begin ENTRIES SHOWN

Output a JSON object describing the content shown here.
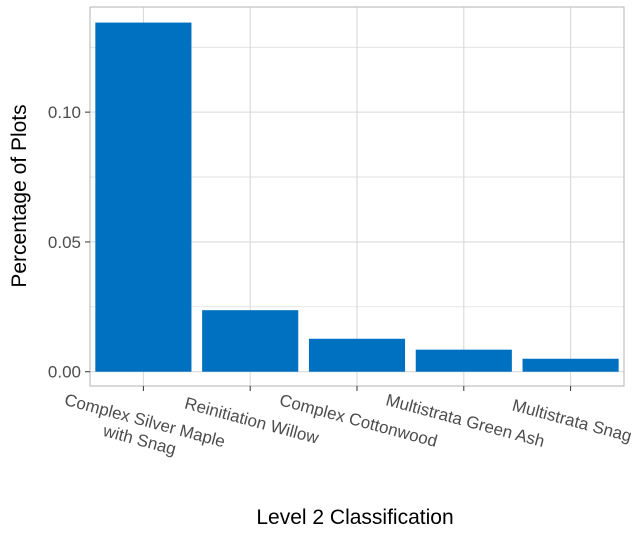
{
  "chart_data": {
    "type": "bar",
    "title": "",
    "xlabel": "Level 2 Classification",
    "ylabel": "Percentage of Plots",
    "categories": [
      [
        "Complex Silver Maple",
        "with Snag"
      ],
      [
        "Reinitiation Willow"
      ],
      [
        "Complex Cottonwood"
      ],
      [
        "Multistrata Green Ash"
      ],
      [
        "Multistrata Snag"
      ]
    ],
    "values": [
      0.1345,
      0.0237,
      0.0127,
      0.0085,
      0.005
    ],
    "ylim": [
      -0.0055,
      0.1405
    ],
    "yticks": [
      0.0,
      0.05,
      0.1
    ],
    "ytick_labels": [
      "0.00",
      "0.05",
      "0.10"
    ],
    "grid": true,
    "legend": "none",
    "colors": {
      "bar": "#0070C0",
      "grid": "#d9d9d9",
      "panel_border": "#b3b3b3"
    }
  }
}
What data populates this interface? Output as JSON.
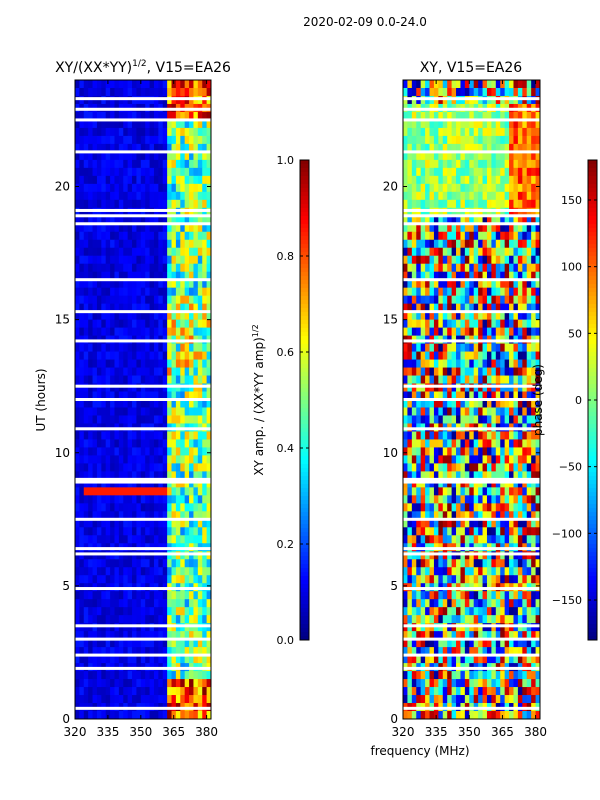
{
  "figure": {
    "suptitle": "2020-02-09 0.0-24.0",
    "xlabel": "frequency (MHz)"
  },
  "chart_data": [
    {
      "type": "heatmap",
      "title": "XY/(XX*YY)^{1/2}, V15=EA26",
      "title_main": "XY/(XX*YY)",
      "title_sup": "1/2",
      "title_tail": ", V15=EA26",
      "xlabel": "frequency (MHz)",
      "ylabel": "UT (hours)",
      "xlim": [
        320,
        382
      ],
      "ylim": [
        0,
        24
      ],
      "xticks": [
        320,
        335,
        350,
        365,
        380
      ],
      "yticks": [
        0,
        5,
        10,
        15,
        20
      ],
      "colorscale": "jet",
      "zlim": [
        0.0,
        1.0
      ],
      "colorbar_label": "XY amp. / (XX*YY amp)^{1/2}",
      "colorbar_label_main": "XY amp. / (XX*YY amp)",
      "colorbar_label_sup": "1/2",
      "colorbar_ticks": [
        "0.0",
        "0.2",
        "0.4",
        "0.6",
        "0.8",
        "1.0"
      ],
      "colorbar_tick_values": [
        0.0,
        0.2,
        0.4,
        0.6,
        0.8,
        1.0
      ],
      "flagged_ut_hours": [
        0.4,
        1.9,
        2.4,
        3.0,
        3.5,
        4.9,
        6.2,
        6.4,
        7.5,
        8.9,
        9.0,
        10.9,
        12.0,
        12.5,
        14.2,
        15.3,
        16.5,
        18.6,
        18.9,
        19.1,
        21.3,
        22.5,
        22.9,
        23.3
      ]
    },
    {
      "type": "heatmap",
      "title": "XY, V15=EA26",
      "xlabel": "frequency (MHz)",
      "ylabel": "",
      "xlim": [
        320,
        382
      ],
      "ylim": [
        0,
        24
      ],
      "xticks": [
        320,
        335,
        350,
        365,
        380
      ],
      "yticks": [
        0,
        5,
        10,
        15,
        20
      ],
      "colorscale": "jet",
      "zlim": [
        -180,
        180
      ],
      "colorbar_label": "phase (deg)",
      "colorbar_ticks": [
        "−150",
        "−100",
        "−50",
        "0",
        "50",
        "100",
        "150"
      ],
      "colorbar_tick_values": [
        -150,
        -100,
        -50,
        0,
        50,
        100,
        150
      ],
      "flagged_ut_hours": [
        0.4,
        1.9,
        2.4,
        3.0,
        3.5,
        4.9,
        6.2,
        6.4,
        7.5,
        8.9,
        9.0,
        10.9,
        12.0,
        12.5,
        14.2,
        15.3,
        16.5,
        18.6,
        18.9,
        19.1,
        21.3,
        22.5,
        22.9,
        23.3
      ]
    }
  ]
}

end ENTRIES SHOWN

## [EXERCISE DESCRIPTION]
Pick out each line containing the string "xlabel" and copy it.

## [EXERCISE RESPONSE]
    "xlabel": "Level 2 Classification",
    "xlabel": "frequency (MHz)"
      "xlabel": "frequency (MHz)",
      "xlabel": "frequency (MHz)",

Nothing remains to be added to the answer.